*WRITTEN TASK*. Exclude the pictures and retype the entries as written.

§

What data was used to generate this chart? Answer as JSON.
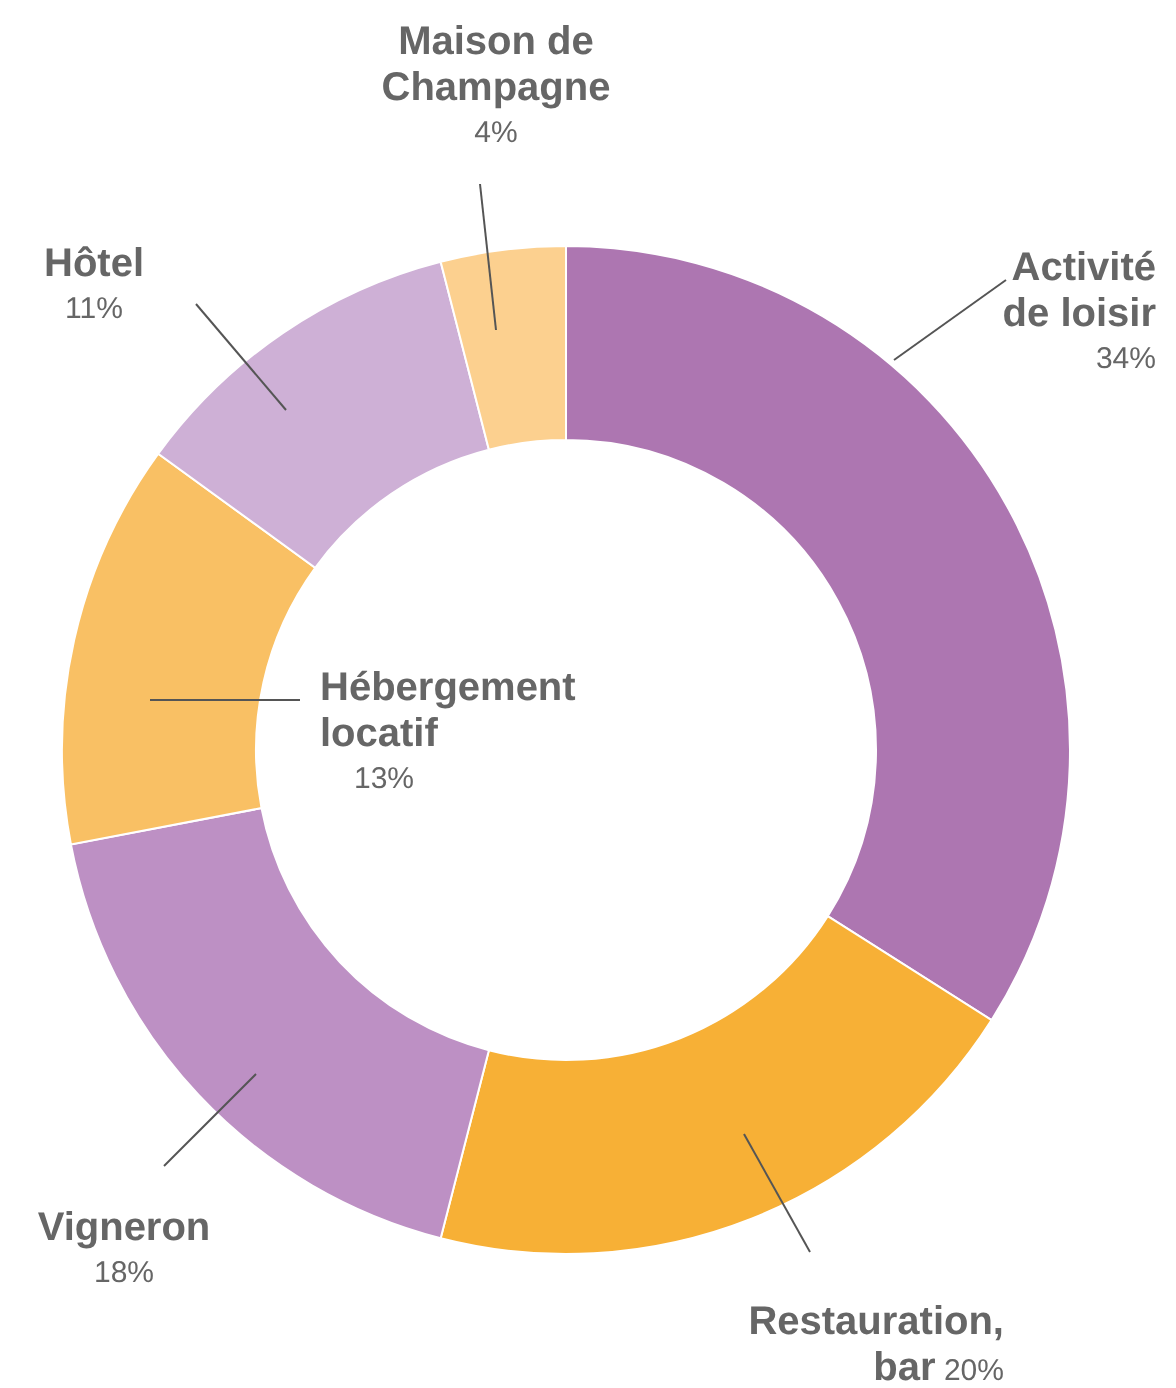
{
  "chart_data": {
    "type": "donut",
    "categories": [
      "Activité de loisir",
      "Restauration, bar",
      "Vigneron",
      "Hébergement locatif",
      "Hôtel",
      "Maison de Champagne"
    ],
    "values": [
      34,
      20,
      18,
      13,
      11,
      4
    ],
    "colors": [
      "#ad76b1",
      "#f7b036",
      "#bd90c4",
      "#f9c064",
      "#ceb0d6",
      "#fcd08f"
    ],
    "value_labels": [
      "34%",
      "20%",
      "18%",
      "13%",
      "11%",
      "4%"
    ]
  }
}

§

*ANSWER TO THE PROBLEM*.
What data was used to generate this chart? Answer as JSON.
{
  "chart_data": {
    "type": "donut",
    "categories": [
      "Activité de loisir",
      "Restauration, bar",
      "Vigneron",
      "Hébergement locatif",
      "Hôtel",
      "Maison de Champagne"
    ],
    "values": [
      34,
      20,
      18,
      13,
      11,
      4
    ],
    "colors": [
      "#ad76b1",
      "#f7b036",
      "#bd90c4",
      "#f9c064",
      "#ceb0d6",
      "#fcd08f"
    ],
    "value_labels": [
      "34%",
      "20%",
      "18%",
      "13%",
      "11%",
      "4%"
    ]
  }
}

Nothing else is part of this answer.